* Exercise goal:
Your task is to repeat the listing exactly.

Dataset entries on figures
——

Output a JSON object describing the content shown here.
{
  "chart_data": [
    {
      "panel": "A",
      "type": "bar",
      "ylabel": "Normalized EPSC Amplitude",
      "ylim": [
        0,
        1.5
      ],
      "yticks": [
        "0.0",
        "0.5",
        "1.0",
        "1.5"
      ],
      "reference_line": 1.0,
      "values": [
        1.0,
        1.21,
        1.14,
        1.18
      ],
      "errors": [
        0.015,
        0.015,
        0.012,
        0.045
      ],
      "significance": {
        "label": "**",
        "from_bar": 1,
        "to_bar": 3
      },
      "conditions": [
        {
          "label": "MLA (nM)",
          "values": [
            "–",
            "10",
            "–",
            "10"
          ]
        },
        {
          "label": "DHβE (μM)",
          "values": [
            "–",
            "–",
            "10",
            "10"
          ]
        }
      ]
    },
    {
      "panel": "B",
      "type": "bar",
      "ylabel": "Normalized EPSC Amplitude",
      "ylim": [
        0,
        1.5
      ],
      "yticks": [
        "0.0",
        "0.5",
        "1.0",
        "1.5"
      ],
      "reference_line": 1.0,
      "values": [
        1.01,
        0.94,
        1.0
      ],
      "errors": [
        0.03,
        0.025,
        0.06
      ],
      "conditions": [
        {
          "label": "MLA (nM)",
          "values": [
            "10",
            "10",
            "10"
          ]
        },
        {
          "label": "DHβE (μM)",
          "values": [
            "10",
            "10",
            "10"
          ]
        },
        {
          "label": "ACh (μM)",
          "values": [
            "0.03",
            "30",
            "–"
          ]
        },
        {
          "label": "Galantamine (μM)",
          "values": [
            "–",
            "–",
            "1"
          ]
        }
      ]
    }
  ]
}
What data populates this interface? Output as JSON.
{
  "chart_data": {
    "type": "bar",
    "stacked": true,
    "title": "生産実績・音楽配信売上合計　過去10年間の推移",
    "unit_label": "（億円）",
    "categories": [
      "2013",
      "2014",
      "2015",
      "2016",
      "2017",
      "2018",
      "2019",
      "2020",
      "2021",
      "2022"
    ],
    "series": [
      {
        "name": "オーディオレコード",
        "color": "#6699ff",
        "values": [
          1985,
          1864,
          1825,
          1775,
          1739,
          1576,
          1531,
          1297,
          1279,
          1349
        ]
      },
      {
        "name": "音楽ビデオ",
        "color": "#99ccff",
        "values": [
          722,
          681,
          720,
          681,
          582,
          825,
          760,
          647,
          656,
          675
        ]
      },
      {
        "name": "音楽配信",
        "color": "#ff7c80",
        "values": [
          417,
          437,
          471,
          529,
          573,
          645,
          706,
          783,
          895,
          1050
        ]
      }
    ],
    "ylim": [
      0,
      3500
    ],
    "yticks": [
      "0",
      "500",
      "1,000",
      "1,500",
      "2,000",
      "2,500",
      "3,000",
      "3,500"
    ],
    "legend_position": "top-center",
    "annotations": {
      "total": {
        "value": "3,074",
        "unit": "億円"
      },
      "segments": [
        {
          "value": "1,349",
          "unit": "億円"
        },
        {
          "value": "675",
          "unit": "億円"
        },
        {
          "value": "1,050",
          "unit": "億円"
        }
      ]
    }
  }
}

——

* Correct output:
Output a JSON object describing the content shown here.
{
  "chart_data": [
    {
      "panel": "A",
      "type": "bar",
      "ylabel": "Normalized EPSC Amplitude",
      "ylim": [
        0,
        1.5
      ],
      "yticks": [
        "0.0",
        "0.5",
        "1.0",
        "1.5"
      ],
      "reference_line": 1.0,
      "values": [
        1.0,
        1.21,
        1.14,
        1.18
      ],
      "errors": [
        0.015,
        0.015,
        0.012,
        0.045
      ],
      "significance": {
        "label": "**",
        "from_bar": 1,
        "to_bar": 3
      },
      "conditions": [
        {
          "label": "MLA (nM)",
          "values": [
            "–",
            "10",
            "–",
            "10"
          ]
        },
        {
          "label": "DHβE (μM)",
          "values": [
            "–",
            "–",
            "10",
            "10"
          ]
        }
      ]
    },
    {
      "panel": "B",
      "type": "bar",
      "ylabel": "Normalized EPSC Amplitude",
      "ylim": [
        0,
        1.5
      ],
      "yticks": [
        "0.0",
        "0.5",
        "1.0",
        "1.5"
      ],
      "reference_line": 1.0,
      "values": [
        1.01,
        0.94,
        1.0
      ],
      "errors": [
        0.03,
        0.025,
        0.06
      ],
      "conditions": [
        {
          "label": "MLA (nM)",
          "values": [
            "10",
            "10",
            "10"
          ]
        },
        {
          "label": "DHβE (μM)",
          "values": [
            "10",
            "10",
            "10"
          ]
        },
        {
          "label": "ACh (μM)",
          "values": [
            "0.03",
            "30",
            "–"
          ]
        },
        {
          "label": "Galantamine (μM)",
          "values": [
            "–",
            "–",
            "1"
          ]
        }
      ]
    }
  ]
}
What data populates this interface? Output as JSON.
{
  "chart_data": {
    "type": "bar",
    "stacked": true,
    "title": "生産実績・音楽配信売上合計　過去10年間の推移",
    "unit_label": "（億円）",
    "categories": [
      "2013",
      "2014",
      "2015",
      "2016",
      "2017",
      "2018",
      "2019",
      "2020",
      "2021",
      "2022"
    ],
    "series": [
      {
        "name": "オーディオレコード",
        "color": "#6699ff",
        "values": [
          1985,
          1864,
          1825,
          1775,
          1739,
          1576,
          1531,
          1297,
          1279,
          1349
        ]
      },
      {
        "name": "音楽ビデオ",
        "color": "#99ccff",
        "values": [
          722,
          681,
          720,
          681,
          582,
          825,
          760,
          647,
          656,
          675
        ]
      },
      {
        "name": "音楽配信",
        "color": "#ff7c80",
        "values": [
          417,
          437,
          471,
          529,
          573,
          645,
          706,
          783,
          895,
          1050
        ]
      }
    ],
    "ylim": [
      0,
      3500
    ],
    "yticks": [
      "0",
      "500",
      "1,000",
      "1,500",
      "2,000",
      "2,500",
      "3,000",
      "3,500"
    ],
    "legend_position": "top-center",
    "annotations": {
      "total": {
        "value": "3,074",
        "unit": "億円"
      },
      "segments": [
        {
          "value": "1,349",
          "unit": "億円"
        },
        {
          "value": "675",
          "unit": "億円"
        },
        {
          "value": "1,050",
          "unit": "億円"
        }
      ]
    }
  }
}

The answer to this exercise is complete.